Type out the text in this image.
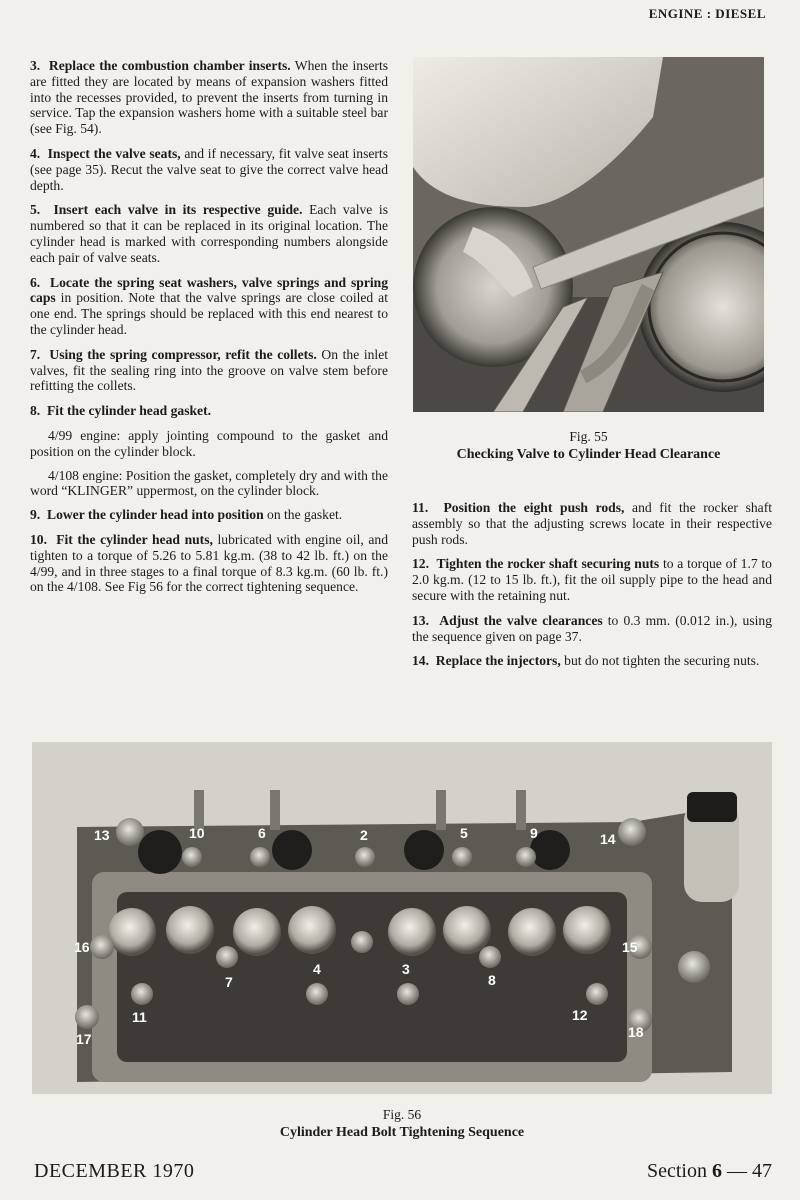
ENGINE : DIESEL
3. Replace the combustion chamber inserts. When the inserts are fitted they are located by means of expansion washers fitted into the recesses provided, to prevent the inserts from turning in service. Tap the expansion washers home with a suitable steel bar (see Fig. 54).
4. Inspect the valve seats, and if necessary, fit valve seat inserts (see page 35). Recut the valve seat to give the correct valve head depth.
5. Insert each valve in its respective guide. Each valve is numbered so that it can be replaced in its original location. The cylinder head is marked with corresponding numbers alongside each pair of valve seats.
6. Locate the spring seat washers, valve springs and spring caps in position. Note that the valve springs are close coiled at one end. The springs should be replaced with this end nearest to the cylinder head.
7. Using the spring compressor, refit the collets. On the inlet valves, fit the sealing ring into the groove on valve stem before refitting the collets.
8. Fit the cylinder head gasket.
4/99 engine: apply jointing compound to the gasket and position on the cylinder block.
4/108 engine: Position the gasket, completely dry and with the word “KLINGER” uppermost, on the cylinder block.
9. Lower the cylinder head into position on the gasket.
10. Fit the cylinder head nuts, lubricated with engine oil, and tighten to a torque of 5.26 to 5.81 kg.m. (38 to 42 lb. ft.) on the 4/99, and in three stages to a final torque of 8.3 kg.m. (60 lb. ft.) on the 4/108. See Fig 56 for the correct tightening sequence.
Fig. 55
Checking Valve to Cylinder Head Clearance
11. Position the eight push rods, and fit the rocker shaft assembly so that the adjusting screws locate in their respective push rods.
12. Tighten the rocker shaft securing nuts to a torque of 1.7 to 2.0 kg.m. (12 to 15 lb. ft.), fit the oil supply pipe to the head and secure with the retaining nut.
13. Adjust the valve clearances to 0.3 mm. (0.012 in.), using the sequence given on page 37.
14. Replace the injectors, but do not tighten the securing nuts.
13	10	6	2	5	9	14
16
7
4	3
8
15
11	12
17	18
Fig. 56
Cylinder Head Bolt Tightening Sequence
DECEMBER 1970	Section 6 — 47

• • •

_EXERCISE:_
State the count of lines above containing the string "seats", and add nothing to it.

_ANSWER BELOW:_
2